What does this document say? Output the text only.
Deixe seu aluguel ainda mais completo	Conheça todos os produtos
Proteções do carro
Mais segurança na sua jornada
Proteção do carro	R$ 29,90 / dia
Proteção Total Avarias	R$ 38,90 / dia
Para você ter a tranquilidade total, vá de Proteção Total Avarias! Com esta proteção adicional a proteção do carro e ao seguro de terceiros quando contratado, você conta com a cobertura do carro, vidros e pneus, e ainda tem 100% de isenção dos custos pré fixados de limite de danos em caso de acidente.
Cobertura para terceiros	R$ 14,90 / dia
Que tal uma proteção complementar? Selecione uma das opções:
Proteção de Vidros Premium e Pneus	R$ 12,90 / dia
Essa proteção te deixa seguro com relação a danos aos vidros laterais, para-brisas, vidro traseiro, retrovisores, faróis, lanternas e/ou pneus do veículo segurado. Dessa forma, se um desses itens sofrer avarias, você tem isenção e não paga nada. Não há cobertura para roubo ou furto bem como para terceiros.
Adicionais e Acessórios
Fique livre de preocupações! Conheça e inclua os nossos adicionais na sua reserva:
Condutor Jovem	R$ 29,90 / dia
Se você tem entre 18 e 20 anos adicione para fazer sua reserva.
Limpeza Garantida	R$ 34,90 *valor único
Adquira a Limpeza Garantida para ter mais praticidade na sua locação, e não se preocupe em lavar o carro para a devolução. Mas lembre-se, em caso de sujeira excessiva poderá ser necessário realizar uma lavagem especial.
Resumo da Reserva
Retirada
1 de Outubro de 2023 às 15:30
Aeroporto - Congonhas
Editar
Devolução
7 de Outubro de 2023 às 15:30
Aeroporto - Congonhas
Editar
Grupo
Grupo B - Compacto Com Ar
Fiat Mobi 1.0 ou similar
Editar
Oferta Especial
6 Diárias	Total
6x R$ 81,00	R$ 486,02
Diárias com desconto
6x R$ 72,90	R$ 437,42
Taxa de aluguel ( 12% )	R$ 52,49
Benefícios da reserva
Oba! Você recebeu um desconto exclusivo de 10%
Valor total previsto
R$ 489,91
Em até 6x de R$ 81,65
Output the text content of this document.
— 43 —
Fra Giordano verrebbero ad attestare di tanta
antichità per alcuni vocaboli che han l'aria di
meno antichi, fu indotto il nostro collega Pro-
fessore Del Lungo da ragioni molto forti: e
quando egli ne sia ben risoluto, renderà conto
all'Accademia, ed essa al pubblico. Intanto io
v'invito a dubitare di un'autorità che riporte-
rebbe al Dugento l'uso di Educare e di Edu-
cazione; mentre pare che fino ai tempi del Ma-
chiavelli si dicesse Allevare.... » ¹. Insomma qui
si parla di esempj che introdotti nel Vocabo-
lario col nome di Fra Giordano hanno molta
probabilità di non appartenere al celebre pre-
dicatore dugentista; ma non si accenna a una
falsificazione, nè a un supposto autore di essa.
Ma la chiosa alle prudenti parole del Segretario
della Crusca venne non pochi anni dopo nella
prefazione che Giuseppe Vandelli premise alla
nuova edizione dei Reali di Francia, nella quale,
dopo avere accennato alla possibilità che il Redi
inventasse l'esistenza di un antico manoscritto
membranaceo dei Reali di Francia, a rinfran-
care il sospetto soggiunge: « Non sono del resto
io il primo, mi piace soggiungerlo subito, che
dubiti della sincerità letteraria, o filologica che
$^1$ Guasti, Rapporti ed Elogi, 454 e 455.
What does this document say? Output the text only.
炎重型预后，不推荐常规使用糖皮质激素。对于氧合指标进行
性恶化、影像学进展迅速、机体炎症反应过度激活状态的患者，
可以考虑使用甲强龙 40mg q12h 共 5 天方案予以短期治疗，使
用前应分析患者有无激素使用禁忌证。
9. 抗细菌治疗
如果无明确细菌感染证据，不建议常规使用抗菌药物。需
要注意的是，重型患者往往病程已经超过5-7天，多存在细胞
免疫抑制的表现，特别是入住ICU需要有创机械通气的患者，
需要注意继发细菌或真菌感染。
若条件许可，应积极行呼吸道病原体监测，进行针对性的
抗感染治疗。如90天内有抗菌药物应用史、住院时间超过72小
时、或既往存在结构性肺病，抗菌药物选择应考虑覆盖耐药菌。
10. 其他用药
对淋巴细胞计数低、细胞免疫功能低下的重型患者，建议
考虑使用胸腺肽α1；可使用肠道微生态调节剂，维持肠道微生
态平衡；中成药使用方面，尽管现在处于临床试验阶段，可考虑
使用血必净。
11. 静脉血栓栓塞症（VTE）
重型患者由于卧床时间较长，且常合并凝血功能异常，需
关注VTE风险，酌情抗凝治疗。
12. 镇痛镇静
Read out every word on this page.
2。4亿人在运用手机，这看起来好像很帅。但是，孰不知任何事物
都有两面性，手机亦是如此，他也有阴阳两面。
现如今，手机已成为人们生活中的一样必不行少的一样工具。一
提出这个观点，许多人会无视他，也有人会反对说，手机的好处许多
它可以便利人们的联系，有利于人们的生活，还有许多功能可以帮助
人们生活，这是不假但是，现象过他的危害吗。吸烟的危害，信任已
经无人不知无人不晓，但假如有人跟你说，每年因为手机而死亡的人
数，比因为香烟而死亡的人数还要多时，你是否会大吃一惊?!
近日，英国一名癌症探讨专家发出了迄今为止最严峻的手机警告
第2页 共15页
● ● ●
* [WORK TO COMPLETE]
Copy every line of the data that holds the string "quando".

* [ANSWER TO THIS TASK]
Para você ter a tranquilidade total, vá de Proteção Total Avarias! Com esta proteção adicional a proteção do carro e ao seguro de terceiros quando contratado, você conta com a cobertura do carro, vidros e pneus, e ainda tem 100% de isenção dos custos pré fixados de limite de danos em caso de acidente.
quando egli ne sia ben risoluto, renderà conto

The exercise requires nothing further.